» OBJECTIVE
Find each line with the string "this" and report it.

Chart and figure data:
►

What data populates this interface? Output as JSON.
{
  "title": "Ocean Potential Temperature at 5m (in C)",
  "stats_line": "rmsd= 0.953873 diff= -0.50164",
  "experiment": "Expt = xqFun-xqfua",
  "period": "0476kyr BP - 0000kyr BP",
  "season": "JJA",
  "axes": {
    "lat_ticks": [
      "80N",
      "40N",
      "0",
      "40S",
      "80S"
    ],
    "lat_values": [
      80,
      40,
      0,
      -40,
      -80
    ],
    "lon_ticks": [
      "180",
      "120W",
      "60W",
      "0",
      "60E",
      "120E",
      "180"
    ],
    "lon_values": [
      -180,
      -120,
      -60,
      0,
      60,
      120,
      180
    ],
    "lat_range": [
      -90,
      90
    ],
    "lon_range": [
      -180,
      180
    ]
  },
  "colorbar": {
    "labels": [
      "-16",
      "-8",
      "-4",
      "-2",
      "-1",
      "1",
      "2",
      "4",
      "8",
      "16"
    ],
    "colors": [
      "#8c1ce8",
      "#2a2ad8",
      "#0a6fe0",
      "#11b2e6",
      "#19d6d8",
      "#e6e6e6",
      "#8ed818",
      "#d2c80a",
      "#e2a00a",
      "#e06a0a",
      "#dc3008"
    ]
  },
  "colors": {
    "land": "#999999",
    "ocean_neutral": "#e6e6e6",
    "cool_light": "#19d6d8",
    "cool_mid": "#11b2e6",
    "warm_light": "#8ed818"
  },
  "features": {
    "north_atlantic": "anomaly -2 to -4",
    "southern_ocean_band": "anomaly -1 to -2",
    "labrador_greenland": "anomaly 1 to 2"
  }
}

◄
►

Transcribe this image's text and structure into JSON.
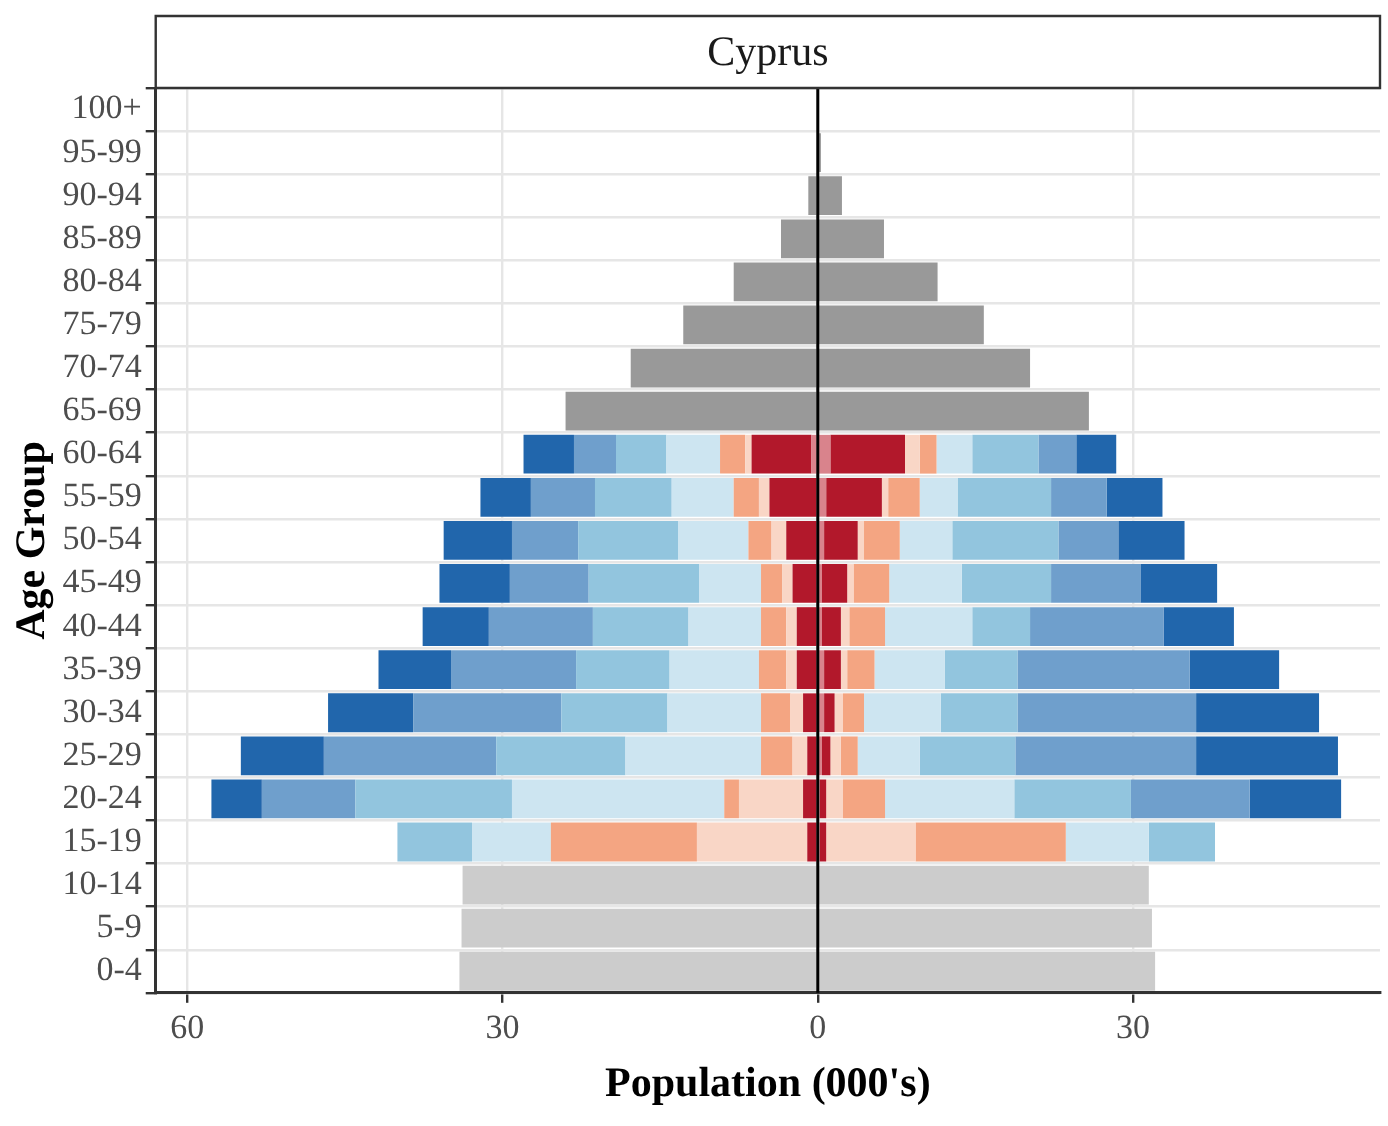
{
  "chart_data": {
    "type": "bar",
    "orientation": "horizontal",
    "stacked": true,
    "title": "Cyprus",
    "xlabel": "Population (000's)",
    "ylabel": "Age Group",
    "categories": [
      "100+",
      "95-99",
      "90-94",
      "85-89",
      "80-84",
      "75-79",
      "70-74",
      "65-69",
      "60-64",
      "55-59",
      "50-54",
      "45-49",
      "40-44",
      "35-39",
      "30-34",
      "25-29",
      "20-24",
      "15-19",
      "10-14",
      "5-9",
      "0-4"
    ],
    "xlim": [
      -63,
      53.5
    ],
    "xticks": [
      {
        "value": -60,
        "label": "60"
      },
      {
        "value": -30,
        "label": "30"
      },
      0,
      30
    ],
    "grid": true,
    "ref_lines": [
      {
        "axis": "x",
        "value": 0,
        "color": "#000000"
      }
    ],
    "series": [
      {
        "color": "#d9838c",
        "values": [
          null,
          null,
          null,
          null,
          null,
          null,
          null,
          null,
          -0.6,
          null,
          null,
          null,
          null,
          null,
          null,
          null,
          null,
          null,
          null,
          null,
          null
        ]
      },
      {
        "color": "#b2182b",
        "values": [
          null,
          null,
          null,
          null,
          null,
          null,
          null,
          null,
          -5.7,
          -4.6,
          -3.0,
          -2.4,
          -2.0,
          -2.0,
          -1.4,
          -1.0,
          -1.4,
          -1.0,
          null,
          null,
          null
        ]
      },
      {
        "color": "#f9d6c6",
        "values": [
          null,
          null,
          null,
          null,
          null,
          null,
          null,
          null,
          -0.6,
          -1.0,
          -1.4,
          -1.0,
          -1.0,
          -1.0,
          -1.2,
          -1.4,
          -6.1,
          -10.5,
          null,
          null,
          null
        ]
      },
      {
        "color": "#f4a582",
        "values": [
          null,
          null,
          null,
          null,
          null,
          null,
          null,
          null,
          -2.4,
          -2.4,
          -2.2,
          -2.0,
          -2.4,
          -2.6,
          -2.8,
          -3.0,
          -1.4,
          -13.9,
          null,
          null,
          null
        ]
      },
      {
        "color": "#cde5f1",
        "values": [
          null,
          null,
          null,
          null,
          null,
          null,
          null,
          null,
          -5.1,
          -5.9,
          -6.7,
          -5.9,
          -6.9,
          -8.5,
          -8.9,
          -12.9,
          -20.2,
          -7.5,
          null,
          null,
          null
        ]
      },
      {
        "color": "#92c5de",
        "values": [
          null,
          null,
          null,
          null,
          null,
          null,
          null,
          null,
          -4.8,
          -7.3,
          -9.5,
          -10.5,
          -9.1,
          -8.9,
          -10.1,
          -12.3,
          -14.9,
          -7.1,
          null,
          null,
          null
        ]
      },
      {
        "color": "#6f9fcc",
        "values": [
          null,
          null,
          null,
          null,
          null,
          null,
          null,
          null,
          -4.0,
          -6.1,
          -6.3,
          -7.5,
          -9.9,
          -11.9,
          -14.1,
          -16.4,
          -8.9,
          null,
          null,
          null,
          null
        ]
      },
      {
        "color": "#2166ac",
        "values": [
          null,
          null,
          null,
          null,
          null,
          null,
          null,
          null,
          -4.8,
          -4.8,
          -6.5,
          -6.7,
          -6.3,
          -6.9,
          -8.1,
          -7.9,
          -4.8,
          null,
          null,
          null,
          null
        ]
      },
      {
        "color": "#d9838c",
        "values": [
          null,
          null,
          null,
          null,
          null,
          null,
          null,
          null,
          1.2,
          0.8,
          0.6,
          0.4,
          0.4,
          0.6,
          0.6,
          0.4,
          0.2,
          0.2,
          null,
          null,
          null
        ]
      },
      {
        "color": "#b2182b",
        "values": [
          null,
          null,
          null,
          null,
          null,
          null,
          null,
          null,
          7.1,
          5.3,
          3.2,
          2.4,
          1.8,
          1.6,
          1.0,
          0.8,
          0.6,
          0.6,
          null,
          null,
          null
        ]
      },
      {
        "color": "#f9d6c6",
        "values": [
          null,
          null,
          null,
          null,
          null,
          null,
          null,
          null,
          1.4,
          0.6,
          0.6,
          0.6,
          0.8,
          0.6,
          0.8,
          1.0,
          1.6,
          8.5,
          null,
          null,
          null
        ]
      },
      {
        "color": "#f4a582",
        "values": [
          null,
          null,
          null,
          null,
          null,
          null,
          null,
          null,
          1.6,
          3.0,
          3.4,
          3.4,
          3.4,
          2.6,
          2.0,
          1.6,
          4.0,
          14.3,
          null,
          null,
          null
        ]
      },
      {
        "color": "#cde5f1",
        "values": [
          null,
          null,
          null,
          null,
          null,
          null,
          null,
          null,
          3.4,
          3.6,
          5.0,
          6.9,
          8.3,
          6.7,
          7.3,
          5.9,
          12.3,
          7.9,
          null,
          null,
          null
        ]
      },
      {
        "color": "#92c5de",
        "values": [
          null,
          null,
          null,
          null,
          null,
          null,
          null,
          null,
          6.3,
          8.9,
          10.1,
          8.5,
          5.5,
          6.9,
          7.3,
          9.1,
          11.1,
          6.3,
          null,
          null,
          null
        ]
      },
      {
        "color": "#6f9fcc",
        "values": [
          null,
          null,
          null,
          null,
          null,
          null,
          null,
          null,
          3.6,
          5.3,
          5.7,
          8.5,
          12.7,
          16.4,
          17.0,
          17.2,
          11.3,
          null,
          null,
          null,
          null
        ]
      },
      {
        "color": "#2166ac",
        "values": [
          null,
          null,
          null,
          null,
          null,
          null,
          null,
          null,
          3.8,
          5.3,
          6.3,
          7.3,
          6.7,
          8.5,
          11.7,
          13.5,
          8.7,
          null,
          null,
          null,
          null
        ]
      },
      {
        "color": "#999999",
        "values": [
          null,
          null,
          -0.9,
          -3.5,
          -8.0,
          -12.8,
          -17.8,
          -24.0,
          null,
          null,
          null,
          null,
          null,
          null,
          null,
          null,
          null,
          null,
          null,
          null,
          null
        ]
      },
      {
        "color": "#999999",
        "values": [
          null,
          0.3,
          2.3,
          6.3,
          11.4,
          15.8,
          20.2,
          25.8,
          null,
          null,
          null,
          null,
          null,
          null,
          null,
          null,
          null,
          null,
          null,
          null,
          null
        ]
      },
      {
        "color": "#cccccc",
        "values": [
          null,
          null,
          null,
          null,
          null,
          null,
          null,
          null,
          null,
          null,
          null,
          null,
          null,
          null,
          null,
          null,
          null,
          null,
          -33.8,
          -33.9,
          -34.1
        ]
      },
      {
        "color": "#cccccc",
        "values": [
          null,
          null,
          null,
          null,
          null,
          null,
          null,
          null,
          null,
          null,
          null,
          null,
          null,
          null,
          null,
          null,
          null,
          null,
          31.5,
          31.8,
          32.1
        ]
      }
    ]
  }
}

◄

» FINAL RESULT
What data populates this interface? Output as JSON.
Transcribe this image's text and structure into JSON.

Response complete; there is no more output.